**Given problem:**
Locate each line of the material that contains "قابل", then return it.

◇ ◇ ◇ ◇ ◇ ◇ ◇

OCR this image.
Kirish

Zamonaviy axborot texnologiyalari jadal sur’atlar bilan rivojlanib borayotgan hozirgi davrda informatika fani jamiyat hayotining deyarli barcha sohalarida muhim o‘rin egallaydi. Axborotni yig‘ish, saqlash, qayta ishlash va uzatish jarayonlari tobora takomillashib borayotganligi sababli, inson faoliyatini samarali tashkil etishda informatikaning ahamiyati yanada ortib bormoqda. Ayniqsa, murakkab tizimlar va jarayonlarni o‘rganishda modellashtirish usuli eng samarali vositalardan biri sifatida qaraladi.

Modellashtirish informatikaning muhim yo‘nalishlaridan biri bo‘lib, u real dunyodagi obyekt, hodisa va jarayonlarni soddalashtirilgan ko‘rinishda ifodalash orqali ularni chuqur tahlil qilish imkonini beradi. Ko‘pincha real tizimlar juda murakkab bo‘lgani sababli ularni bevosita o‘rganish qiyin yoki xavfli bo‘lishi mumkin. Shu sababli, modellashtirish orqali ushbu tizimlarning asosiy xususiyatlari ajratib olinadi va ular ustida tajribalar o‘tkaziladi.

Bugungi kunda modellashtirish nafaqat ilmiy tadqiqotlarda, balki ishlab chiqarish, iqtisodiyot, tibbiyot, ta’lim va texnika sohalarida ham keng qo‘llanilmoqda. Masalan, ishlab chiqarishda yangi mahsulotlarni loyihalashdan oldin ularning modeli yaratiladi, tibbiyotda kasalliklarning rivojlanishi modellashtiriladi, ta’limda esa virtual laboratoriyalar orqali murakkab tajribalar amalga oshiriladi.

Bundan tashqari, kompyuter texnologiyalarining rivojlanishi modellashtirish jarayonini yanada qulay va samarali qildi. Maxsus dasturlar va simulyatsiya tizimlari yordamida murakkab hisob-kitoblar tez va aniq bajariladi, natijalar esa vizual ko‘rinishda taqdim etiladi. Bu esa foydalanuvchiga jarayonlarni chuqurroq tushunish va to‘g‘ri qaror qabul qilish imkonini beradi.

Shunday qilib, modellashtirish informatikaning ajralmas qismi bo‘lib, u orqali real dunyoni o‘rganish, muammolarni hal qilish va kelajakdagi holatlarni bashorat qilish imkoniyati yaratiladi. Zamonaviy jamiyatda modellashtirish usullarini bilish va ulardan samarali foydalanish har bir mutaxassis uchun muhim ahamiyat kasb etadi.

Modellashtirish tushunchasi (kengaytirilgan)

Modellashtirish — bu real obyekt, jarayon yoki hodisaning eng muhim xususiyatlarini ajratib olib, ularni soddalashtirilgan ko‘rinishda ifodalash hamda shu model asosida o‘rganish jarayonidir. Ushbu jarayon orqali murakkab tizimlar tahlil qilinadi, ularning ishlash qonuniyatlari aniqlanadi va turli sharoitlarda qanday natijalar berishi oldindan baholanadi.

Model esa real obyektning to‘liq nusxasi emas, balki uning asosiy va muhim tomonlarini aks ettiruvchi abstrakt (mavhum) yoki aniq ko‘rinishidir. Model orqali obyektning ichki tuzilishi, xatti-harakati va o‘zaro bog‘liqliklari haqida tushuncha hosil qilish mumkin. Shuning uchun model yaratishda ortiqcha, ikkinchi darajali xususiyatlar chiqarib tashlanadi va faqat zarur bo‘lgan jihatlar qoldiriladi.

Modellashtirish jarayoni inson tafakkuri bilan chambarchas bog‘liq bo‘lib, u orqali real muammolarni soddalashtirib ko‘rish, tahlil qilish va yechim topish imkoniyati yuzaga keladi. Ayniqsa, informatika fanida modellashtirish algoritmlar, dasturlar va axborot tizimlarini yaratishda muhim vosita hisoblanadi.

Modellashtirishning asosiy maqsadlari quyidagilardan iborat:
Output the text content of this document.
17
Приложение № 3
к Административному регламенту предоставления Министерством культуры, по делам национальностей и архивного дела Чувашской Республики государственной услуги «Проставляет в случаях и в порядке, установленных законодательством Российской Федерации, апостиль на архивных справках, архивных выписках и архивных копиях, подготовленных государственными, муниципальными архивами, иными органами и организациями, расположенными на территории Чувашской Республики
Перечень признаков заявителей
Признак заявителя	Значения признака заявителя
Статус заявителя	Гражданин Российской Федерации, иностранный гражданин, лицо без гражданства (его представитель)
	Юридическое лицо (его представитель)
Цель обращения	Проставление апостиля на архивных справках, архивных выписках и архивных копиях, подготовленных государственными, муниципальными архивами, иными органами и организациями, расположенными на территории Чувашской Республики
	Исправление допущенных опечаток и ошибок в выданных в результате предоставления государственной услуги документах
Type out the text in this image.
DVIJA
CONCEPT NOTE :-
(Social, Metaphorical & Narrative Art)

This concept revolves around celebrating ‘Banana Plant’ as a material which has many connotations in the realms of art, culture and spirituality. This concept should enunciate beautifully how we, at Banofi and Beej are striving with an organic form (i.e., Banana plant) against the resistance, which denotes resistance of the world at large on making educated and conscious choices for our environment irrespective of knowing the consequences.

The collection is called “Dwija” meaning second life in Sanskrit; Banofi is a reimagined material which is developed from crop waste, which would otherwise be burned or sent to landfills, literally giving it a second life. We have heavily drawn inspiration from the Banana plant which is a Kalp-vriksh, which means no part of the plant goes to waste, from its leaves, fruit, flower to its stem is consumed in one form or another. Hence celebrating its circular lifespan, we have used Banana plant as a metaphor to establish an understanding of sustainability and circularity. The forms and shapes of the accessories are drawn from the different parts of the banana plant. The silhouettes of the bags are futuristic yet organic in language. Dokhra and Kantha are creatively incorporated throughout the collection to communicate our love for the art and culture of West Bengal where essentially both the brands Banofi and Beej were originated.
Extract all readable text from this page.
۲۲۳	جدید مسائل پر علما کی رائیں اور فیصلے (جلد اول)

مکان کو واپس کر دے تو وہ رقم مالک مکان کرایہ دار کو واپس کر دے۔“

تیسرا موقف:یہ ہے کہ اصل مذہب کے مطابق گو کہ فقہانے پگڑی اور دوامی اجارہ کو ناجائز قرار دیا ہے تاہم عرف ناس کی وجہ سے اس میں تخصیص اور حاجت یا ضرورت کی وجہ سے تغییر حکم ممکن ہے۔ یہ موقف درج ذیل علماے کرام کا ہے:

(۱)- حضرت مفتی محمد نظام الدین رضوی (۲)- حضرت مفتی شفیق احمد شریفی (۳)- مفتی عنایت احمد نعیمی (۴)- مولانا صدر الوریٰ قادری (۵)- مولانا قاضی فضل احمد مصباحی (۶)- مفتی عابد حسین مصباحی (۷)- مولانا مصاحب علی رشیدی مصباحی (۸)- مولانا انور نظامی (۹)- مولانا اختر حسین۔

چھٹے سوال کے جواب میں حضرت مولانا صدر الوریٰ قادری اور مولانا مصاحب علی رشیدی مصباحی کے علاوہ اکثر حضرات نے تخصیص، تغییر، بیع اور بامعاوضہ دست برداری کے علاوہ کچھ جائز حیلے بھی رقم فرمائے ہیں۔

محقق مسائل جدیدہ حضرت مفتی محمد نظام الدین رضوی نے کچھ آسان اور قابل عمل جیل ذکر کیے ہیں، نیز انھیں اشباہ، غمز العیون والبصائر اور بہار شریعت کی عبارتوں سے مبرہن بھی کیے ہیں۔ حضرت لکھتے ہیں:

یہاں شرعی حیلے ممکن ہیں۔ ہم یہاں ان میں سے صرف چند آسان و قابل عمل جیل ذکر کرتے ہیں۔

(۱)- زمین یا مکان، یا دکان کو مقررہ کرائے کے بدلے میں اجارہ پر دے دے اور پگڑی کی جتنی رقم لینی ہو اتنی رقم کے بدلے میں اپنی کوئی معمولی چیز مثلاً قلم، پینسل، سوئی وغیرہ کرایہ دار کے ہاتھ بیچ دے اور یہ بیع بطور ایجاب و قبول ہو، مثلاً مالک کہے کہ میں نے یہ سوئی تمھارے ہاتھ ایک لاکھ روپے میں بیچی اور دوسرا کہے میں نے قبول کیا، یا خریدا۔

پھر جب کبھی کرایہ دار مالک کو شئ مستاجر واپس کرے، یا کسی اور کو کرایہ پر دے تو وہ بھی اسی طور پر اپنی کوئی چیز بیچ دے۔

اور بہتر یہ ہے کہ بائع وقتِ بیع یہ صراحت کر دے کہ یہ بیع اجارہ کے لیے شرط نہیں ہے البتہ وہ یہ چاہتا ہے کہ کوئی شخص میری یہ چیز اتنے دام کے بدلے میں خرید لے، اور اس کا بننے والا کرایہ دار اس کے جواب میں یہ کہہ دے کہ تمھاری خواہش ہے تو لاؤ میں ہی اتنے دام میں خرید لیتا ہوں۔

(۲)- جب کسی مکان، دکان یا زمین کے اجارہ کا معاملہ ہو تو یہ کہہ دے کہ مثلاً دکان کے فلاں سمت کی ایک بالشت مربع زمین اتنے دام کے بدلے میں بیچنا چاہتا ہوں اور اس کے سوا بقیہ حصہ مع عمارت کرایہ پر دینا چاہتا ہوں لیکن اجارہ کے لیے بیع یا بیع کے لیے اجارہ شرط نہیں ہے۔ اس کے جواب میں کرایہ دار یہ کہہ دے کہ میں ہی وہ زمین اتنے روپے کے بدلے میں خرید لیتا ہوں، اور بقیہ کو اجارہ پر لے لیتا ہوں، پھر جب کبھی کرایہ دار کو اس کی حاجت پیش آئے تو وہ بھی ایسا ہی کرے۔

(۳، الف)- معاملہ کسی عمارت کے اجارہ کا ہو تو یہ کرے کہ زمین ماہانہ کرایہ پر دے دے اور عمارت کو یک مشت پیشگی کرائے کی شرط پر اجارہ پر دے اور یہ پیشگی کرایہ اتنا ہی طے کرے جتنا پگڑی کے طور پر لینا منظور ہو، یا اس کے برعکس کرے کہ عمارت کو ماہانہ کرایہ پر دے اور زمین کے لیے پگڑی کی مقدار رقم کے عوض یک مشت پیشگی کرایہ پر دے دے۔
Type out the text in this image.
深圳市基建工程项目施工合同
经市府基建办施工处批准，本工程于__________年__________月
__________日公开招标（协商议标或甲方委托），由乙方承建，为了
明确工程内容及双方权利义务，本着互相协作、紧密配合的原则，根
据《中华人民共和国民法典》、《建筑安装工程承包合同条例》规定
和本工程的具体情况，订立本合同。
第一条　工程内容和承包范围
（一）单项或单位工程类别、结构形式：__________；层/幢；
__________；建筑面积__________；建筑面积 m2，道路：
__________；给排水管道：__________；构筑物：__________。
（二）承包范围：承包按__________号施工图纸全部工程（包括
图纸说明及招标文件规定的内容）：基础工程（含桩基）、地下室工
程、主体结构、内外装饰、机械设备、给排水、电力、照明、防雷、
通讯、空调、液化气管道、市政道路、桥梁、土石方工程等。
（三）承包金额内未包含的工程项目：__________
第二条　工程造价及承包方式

◇ ◇ ◇ ◇ ◇ ◇ ◇

**Response below:**
محقق مسائل جدیدہ حضرت مفتی محمد نظام الدین رضوی نے کچھ آسان اور قابل عمل جیل ذکر کیے ہیں، نیز انھیں اشباہ، غمز العیون والبصائر اور بہار شریعت کی عبارتوں سے مبرہن بھی کیے ہیں۔ حضرت لکھتے ہیں:
یہاں شرعی حیلے ممکن ہیں۔ ہم یہاں ان میں سے صرف چند آسان و قابل عمل جیل ذکر کرتے ہیں۔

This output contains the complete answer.